[The problem]
Give the listing again exactly, omitting its images.
-- start of Data entries --
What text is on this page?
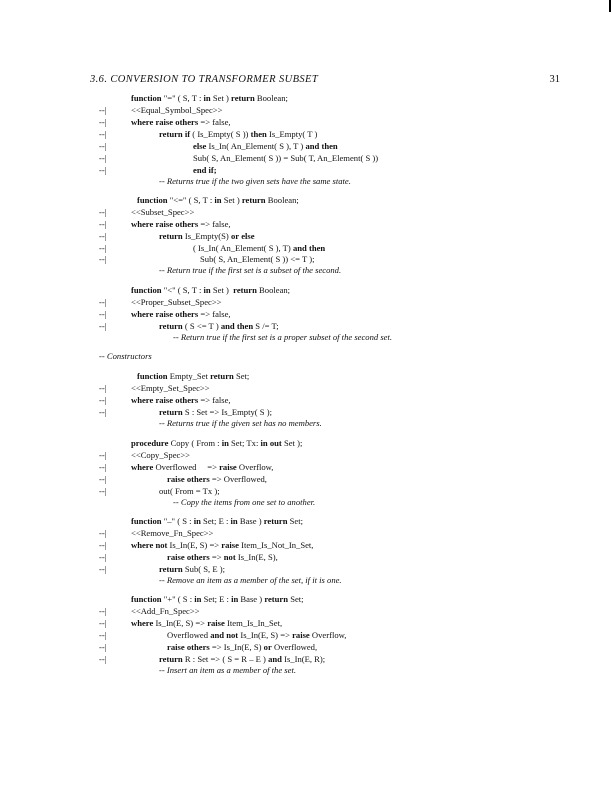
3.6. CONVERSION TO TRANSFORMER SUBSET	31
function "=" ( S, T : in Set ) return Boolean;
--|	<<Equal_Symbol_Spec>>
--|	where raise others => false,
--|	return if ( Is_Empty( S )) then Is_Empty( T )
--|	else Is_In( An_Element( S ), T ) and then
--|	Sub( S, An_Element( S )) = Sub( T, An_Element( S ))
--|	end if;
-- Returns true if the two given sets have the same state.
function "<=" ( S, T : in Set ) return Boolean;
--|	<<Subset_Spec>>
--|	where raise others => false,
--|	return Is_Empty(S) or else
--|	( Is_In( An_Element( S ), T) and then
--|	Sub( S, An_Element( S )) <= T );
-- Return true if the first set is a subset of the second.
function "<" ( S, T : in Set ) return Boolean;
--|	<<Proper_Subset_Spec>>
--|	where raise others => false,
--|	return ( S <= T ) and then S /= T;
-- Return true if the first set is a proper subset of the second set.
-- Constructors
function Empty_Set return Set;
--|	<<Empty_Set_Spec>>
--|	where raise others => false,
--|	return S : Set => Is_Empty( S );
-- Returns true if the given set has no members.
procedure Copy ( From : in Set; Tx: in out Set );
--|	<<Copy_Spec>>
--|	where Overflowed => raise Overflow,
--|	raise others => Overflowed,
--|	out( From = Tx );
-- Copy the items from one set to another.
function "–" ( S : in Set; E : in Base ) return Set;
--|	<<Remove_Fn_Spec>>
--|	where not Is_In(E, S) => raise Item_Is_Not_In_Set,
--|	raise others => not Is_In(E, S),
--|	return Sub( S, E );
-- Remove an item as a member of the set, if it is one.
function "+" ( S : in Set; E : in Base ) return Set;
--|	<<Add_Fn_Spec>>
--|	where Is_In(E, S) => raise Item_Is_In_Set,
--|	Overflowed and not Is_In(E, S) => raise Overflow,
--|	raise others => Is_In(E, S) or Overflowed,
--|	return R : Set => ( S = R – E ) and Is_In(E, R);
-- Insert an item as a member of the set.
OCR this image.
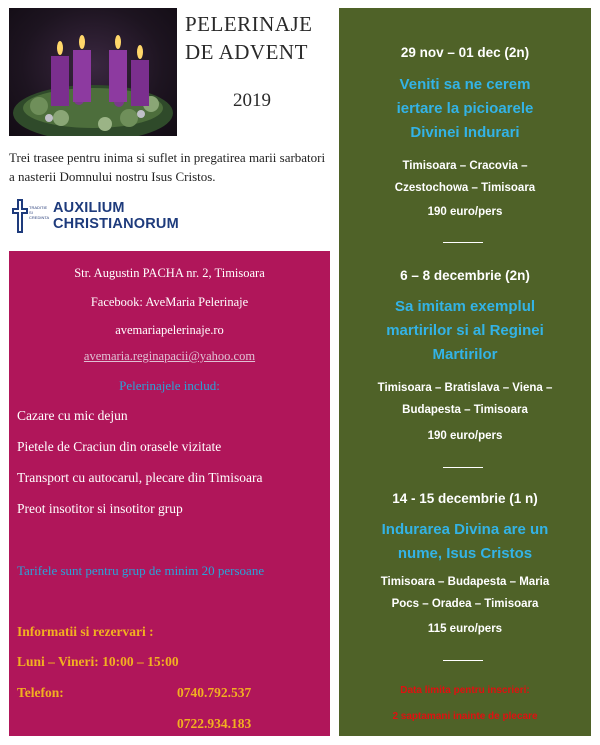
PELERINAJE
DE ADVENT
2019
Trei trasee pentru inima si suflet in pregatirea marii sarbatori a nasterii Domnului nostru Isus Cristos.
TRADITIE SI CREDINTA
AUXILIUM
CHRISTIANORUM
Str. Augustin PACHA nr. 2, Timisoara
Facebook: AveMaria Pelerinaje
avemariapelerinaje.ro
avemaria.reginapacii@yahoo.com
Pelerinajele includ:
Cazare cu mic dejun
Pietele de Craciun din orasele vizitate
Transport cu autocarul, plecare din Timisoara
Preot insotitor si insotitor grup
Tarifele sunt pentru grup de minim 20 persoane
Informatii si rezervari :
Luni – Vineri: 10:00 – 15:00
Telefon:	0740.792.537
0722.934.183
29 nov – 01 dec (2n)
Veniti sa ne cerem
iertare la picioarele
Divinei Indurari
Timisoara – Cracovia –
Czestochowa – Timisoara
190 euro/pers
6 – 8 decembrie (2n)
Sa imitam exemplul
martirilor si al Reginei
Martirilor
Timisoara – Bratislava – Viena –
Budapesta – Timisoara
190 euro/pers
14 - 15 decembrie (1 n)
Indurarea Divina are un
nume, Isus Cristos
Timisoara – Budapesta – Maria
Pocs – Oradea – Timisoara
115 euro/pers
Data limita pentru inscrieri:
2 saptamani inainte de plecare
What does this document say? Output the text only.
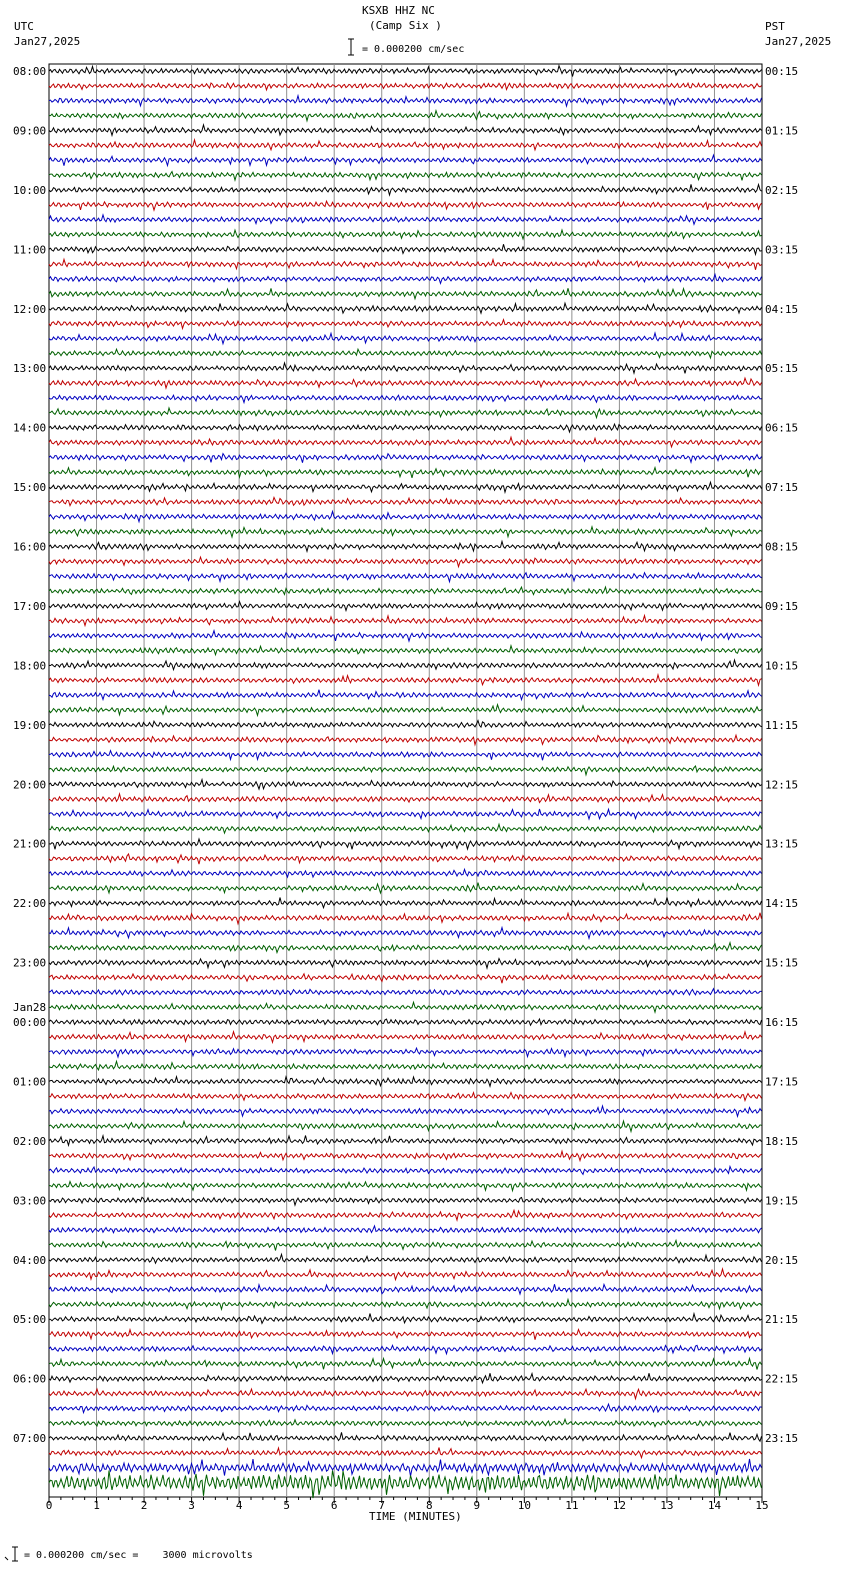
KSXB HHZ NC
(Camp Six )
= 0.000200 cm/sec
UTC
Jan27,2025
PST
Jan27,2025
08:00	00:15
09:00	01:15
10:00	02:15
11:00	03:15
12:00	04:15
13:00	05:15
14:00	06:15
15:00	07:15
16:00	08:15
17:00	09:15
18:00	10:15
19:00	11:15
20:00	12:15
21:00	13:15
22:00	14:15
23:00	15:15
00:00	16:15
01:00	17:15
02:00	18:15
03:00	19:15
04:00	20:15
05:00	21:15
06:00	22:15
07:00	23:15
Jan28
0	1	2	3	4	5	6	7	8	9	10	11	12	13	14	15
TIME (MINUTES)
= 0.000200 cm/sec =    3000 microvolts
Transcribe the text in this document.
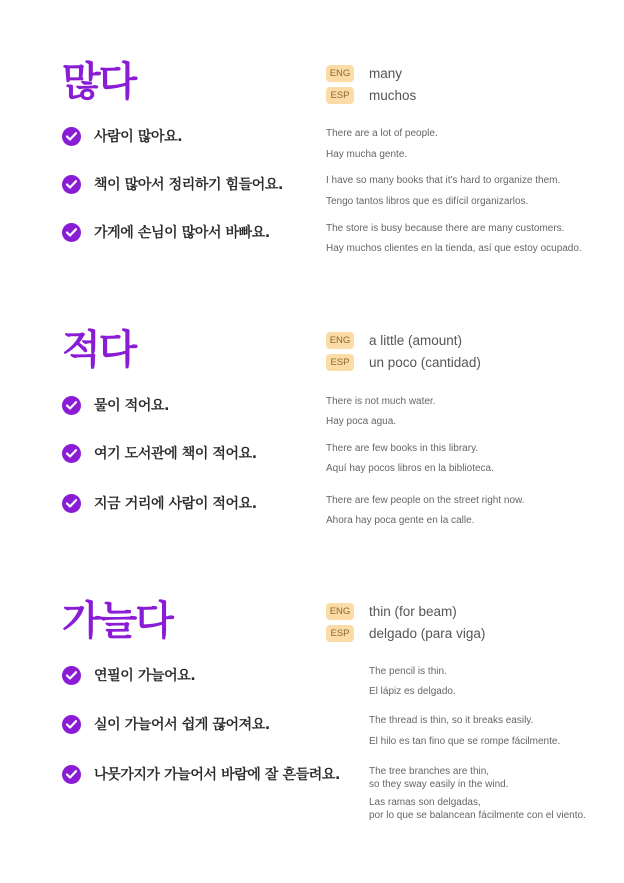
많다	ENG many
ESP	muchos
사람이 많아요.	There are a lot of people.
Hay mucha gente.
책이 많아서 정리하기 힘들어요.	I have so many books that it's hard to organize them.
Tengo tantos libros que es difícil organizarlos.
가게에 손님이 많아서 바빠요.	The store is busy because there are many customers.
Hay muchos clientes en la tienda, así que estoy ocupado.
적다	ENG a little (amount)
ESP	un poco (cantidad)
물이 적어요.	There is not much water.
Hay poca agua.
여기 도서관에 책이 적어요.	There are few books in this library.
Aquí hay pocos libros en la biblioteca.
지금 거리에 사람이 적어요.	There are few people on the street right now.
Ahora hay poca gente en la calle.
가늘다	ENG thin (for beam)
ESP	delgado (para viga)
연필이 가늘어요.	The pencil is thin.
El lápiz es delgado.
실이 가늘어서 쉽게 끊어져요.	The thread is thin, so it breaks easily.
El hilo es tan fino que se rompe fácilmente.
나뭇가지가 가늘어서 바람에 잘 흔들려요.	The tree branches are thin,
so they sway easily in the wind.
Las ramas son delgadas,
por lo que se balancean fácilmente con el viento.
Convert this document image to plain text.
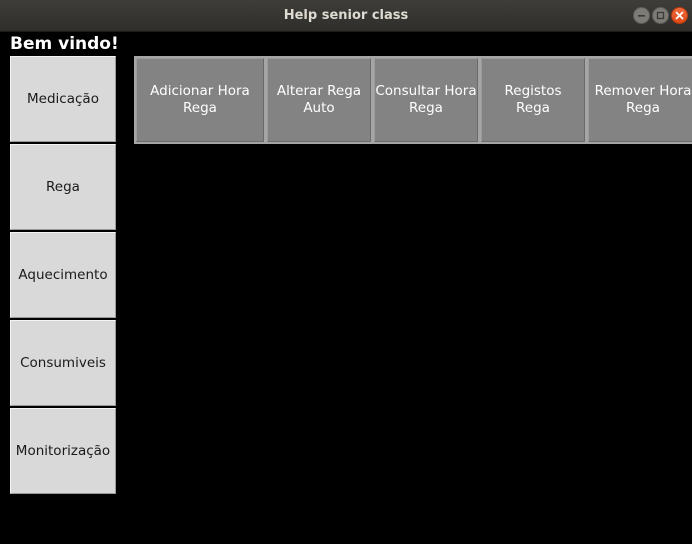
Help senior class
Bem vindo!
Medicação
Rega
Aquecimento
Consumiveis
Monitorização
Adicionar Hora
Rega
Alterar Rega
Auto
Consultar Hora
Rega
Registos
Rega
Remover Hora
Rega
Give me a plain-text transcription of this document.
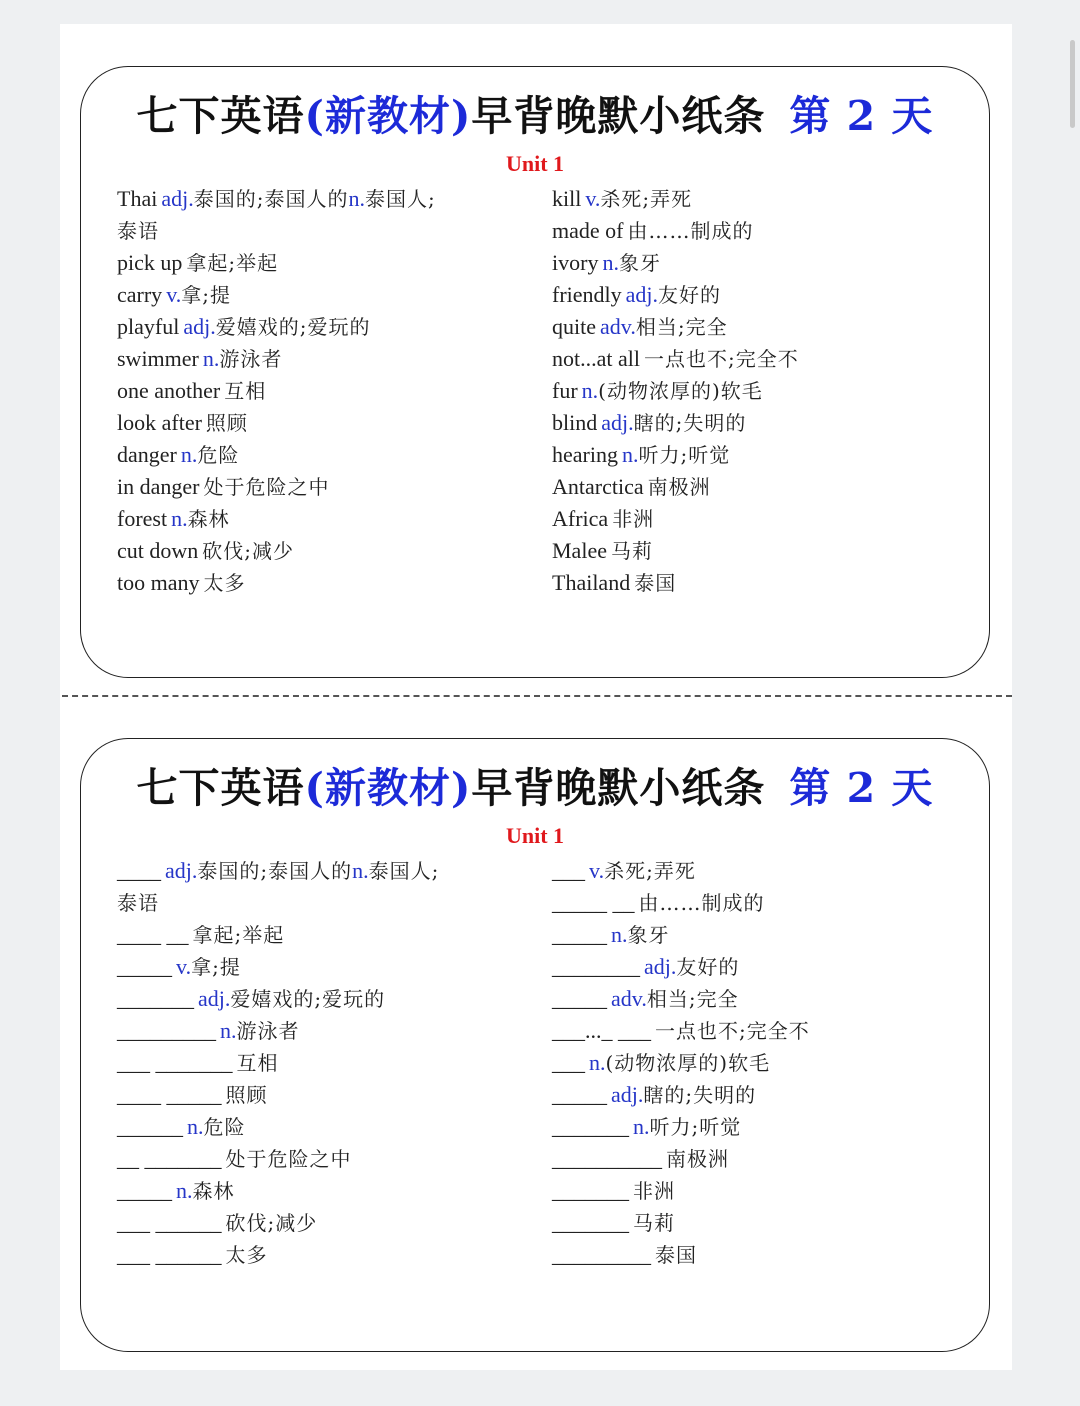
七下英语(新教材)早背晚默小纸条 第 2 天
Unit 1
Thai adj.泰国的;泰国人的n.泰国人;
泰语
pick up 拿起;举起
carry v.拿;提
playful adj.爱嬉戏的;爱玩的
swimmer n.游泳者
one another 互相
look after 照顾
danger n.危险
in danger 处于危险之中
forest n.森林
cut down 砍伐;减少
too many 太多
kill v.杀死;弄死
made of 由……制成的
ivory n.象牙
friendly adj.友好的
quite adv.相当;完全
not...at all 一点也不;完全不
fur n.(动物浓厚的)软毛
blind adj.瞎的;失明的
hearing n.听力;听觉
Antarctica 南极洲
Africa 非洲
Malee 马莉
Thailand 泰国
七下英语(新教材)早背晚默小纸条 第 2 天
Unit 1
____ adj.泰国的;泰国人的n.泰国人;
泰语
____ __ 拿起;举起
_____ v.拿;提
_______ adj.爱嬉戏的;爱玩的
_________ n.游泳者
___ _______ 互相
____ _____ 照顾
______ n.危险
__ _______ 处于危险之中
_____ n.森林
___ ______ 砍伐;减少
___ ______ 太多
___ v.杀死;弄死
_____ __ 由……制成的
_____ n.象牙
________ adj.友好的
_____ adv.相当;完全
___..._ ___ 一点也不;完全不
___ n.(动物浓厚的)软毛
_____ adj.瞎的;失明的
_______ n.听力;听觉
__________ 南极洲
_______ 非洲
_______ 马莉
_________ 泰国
-- end of Data entries --
[Exercise response]
What text is on this page?
3.6. CONVERSION TO TRANSFORMER SUBSET	31
function "=" ( S, T : in Set ) return Boolean;
--|	<<Equal_Symbol_Spec>>
--|	where raise others => false,
--|	return if ( Is_Empty( S )) then Is_Empty( T )
--|	else Is_In( An_Element( S ), T ) and then
--|	Sub( S, An_Element( S )) = Sub( T, An_Element( S ))
--|	end if;
-- Returns true if the two given sets have the same state.
function "<=" ( S, T : in Set ) return Boolean;
--|	<<Subset_Spec>>
--|	where raise others => false,
--|	return Is_Empty(S) or else
--|	( Is_In( An_Element( S ), T) and then
--|	Sub( S, An_Element( S )) <= T );
-- Return true if the first set is a subset of the second.
function "<" ( S, T : in Set ) return Boolean;
--|	<<Proper_Subset_Spec>>
--|	where raise others => false,
--|	return ( S <= T ) and then S /= T;
-- Return true if the first set is a proper subset of the second set.
-- Constructors
function Empty_Set return Set;
--|	<<Empty_Set_Spec>>
--|	where raise others => false,
--|	return S : Set => Is_Empty( S );
-- Returns true if the given set has no members.
procedure Copy ( From : in Set; Tx: in out Set );
--|	<<Copy_Spec>>
--|	where Overflowed => raise Overflow,
--|	raise others => Overflowed,
--|	out( From = Tx );
-- Copy the items from one set to another.
function "–" ( S : in Set; E : in Base ) return Set;
--|	<<Remove_Fn_Spec>>
--|	where not Is_In(E, S) => raise Item_Is_Not_In_Set,
--|	raise others => not Is_In(E, S),
--|	return Sub( S, E );
-- Remove an item as a member of the set, if it is one.
function "+" ( S : in Set; E : in Base ) return Set;
--|	<<Add_Fn_Spec>>
--|	where Is_In(E, S) => raise Item_Is_In_Set,
--|	Overflowed and not Is_In(E, S) => raise Overflow,
--|	raise others => Is_In(E, S) or Overflowed,
--|	return R : Set => ( S = R – E ) and Is_In(E, R);
-- Insert an item as a member of the set.
OCR this image.
PELERINAJE
DE ADVENT
2019
Trei trasee pentru inima si suflet in pregatirea marii sarbatori a nasterii Domnului nostru Isus Cristos.
TRADITIE SI CREDINTA
AUXILIUM
CHRISTIANORUM
Str. Augustin PACHA nr. 2, Timisoara
Facebook: AveMaria Pelerinaje
avemariapelerinaje.ro
avemaria.reginapacii@yahoo.com
Pelerinajele includ:
Cazare cu mic dejun
Pietele de Craciun din orasele vizitate
Transport cu autocarul, plecare din Timisoara
Preot insotitor si insotitor grup
Tarifele sunt pentru grup de minim 20 persoane
Informatii si rezervari :
Luni – Vineri: 10:00 – 15:00
Telefon:	0740.792.537
0722.934.183
29 nov – 01 dec (2n)
Veniti sa ne cerem
iertare la picioarele
Divinei Indurari
Timisoara – Cracovia –
Czestochowa – Timisoara
190 euro/pers
6 – 8 decembrie (2n)
Sa imitam exemplul
martirilor si al Reginei
Martirilor
Timisoara – Bratislava – Viena –
Budapesta – Timisoara
190 euro/pers
14 - 15 decembrie (1 n)
Indurarea Divina are un
nume, Isus Cristos
Timisoara – Budapesta – Maria
Pocs – Oradea – Timisoara
115 euro/pers
Data limita pentru inscrieri:
2 saptamani inainte de plecare
What does this document say? Output the text only.
KSXB HHZ NC
(Camp Six )
= 0.000200 cm/sec
UTC
Jan27,2025
PST
Jan27,2025
08:00	00:15
09:00	01:15
10:00	02:15
11:00	03:15
12:00	04:15
13:00	05:15
14:00	06:15
15:00	07:15
16:00	08:15
17:00	09:15
18:00	10:15
19:00	11:15
20:00	12:15
21:00	13:15
22:00	14:15
23:00	15:15
00:00	16:15
01:00	17:15
02:00	18:15
03:00	19:15
04:00	20:15
05:00	21:15
06:00	22:15
07:00	23:15
Jan28
0	1	2	3	4	5	6	7	8	9	10	11	12	13	14	15
TIME (MINUTES)
= 0.000200 cm/sec =    3000 microvolts
Transcribe the text in this document.
많다	ENG many
ESP	muchos
사람이 많아요.	There are a lot of people.
Hay mucha gente.
책이 많아서 정리하기 힘들어요.	I have so many books that it's hard to organize them.
Tengo tantos libros que es difícil organizarlos.
가게에 손님이 많아서 바빠요.	The store is busy because there are many customers.
Hay muchos clientes en la tienda, así que estoy ocupado.
적다	ENG a little (amount)
ESP	un poco (cantidad)
물이 적어요.	There is not much water.
Hay poca agua.
여기 도서관에 책이 적어요.	There are few books in this library.
Aquí hay pocos libros en la biblioteca.
지금 거리에 사람이 적어요.	There are few people on the street right now.
Ahora hay poca gente en la calle.
가늘다	ENG thin (for beam)
ESP	delgado (para viga)
연필이 가늘어요.	The pencil is thin.
El lápiz es delgado.
실이 가늘어서 쉽게 끊어져요.	The thread is thin, so it breaks easily.
El hilo es tan fino que se rompe fácilmente.
나뭇가지가 가늘어서 바람에 잘 흔들려요.	The tree branches are thin,
so they sway easily in the wind.
Las ramas son delgadas,
por lo que se balancean fácilmente con el viento.
Convert this document image to plain text.
Help senior class
Bem vindo!
Medicação
Rega
Aquecimento
Consumiveis
Monitorização
Adicionar Hora
Rega
Alterar Rega
Auto
Consultar Hora
Rega
Registos
Rega
Remover Hora
Rega
Give me a plain-text transcription of this document.
七下英语(新教材)早背晚默小纸条 第 2 天
Unit 1
Thai adj.泰国的;泰国人的n.泰国人;
泰语
pick up 拿起;举起
carry v.拿;提
playful adj.爱嬉戏的;爱玩的
swimmer n.游泳者
one another 互相
look after 照顾
danger n.危险
in danger 处于危险之中
forest n.森林
cut down 砍伐;减少
too many 太多
kill v.杀死;弄死
made of 由……制成的
ivory n.象牙
friendly adj.友好的
quite adv.相当;完全
not...at all 一点也不;完全不
fur n.(动物浓厚的)软毛
blind adj.瞎的;失明的
hearing n.听力;听觉
Antarctica 南极洲
Africa 非洲
Malee 马莉
Thailand 泰国
七下英语(新教材)早背晚默小纸条 第 2 天
Unit 1
____ adj.泰国的;泰国人的n.泰国人;
泰语
____ __ 拿起;举起
_____ v.拿;提
_______ adj.爱嬉戏的;爱玩的
_________ n.游泳者
___ _______ 互相
____ _____ 照顾
______ n.危险
__ _______ 处于危险之中
_____ n.森林
___ ______ 砍伐;减少
___ ______ 太多
___ v.杀死;弄死
_____ __ 由……制成的
_____ n.象牙
________ adj.友好的
_____ adv.相当;完全
___..._ ___ 一点也不;完全不
___ n.(动物浓厚的)软毛
_____ adj.瞎的;失明的
_______ n.听力;听觉
__________ 南极洲
_______ 非洲
_______ 马莉
_________ 泰国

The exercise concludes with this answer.